• SHORT EXERCISE:
Answer with one number: how many lines have "látja".

• GIVEN RECORDS:

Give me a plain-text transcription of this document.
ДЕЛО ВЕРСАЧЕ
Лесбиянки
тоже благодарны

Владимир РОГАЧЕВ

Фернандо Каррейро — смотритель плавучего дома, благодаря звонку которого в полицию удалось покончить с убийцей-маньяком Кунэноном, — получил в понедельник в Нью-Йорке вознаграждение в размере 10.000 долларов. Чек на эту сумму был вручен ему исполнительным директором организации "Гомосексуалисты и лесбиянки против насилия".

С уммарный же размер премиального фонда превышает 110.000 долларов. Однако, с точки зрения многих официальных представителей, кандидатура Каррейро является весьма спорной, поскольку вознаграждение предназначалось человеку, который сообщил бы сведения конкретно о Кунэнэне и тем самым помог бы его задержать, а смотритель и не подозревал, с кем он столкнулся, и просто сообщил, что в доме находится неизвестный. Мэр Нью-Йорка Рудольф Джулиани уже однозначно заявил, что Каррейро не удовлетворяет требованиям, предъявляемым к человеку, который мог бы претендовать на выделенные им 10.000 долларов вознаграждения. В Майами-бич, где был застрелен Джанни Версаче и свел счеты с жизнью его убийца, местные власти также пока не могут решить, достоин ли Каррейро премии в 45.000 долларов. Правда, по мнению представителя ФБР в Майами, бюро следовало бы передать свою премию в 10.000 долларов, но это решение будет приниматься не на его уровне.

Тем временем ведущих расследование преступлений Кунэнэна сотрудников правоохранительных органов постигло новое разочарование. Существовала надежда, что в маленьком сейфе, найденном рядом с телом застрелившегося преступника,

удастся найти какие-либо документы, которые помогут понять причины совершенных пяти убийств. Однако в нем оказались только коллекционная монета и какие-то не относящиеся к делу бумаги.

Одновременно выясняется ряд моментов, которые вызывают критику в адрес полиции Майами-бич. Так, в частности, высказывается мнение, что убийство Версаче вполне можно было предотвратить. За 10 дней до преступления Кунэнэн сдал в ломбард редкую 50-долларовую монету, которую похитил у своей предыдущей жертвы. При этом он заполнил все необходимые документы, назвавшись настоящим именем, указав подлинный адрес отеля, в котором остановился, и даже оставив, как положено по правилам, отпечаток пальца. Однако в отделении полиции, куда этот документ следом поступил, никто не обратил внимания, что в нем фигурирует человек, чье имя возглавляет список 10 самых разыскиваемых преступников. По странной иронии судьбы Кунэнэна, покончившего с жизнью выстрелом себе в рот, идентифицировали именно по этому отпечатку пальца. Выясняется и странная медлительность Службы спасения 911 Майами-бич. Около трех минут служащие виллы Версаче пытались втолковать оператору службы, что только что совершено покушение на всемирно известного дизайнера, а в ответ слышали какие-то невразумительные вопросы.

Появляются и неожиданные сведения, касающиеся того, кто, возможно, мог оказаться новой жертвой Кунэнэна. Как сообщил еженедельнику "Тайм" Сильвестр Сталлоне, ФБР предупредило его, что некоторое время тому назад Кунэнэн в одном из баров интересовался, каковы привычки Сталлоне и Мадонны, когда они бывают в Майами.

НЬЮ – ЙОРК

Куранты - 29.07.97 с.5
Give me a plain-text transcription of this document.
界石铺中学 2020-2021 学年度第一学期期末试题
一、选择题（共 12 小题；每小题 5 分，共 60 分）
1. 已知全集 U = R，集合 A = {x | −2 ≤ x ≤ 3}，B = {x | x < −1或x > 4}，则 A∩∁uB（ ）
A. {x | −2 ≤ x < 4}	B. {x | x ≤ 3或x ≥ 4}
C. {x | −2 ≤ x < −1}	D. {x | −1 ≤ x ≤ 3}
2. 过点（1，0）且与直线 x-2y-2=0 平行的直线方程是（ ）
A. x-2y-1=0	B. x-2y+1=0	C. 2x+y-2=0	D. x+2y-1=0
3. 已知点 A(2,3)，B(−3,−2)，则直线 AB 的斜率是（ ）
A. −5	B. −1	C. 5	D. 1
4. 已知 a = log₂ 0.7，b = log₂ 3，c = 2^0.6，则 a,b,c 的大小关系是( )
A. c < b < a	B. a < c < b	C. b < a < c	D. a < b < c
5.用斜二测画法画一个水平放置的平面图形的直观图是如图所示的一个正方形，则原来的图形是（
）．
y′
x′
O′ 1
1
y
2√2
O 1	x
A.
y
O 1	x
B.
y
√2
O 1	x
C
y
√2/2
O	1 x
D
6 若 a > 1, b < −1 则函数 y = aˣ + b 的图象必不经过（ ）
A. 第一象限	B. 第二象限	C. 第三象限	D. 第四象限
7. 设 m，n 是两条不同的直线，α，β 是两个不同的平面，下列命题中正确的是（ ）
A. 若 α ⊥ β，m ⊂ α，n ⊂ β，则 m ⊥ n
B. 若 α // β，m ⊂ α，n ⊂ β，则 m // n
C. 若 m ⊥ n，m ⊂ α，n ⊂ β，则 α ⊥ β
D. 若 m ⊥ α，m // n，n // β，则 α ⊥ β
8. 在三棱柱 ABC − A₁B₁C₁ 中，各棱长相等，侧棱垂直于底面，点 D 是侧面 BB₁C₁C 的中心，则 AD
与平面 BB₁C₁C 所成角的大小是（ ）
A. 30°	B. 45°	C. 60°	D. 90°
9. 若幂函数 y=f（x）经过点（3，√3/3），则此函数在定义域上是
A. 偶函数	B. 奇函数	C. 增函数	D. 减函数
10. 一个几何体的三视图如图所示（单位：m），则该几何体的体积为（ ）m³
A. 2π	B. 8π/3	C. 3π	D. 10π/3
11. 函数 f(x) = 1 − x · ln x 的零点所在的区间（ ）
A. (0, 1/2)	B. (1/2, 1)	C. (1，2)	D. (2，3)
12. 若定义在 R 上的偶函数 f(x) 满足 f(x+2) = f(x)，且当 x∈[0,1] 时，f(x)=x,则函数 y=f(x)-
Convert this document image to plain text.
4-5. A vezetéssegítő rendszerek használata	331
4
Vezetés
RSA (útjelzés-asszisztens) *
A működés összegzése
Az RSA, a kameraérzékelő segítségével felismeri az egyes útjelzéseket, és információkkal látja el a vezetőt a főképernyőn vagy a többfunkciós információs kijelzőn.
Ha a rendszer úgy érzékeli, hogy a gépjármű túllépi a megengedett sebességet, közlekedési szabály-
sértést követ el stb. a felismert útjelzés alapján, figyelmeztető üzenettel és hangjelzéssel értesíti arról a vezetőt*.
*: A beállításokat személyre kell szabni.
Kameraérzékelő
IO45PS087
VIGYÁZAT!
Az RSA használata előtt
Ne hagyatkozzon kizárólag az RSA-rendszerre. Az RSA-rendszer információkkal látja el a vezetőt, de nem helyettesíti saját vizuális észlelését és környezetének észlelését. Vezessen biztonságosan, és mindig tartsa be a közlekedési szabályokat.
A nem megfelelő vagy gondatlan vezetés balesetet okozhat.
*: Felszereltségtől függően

• FULL RESPONSE:
2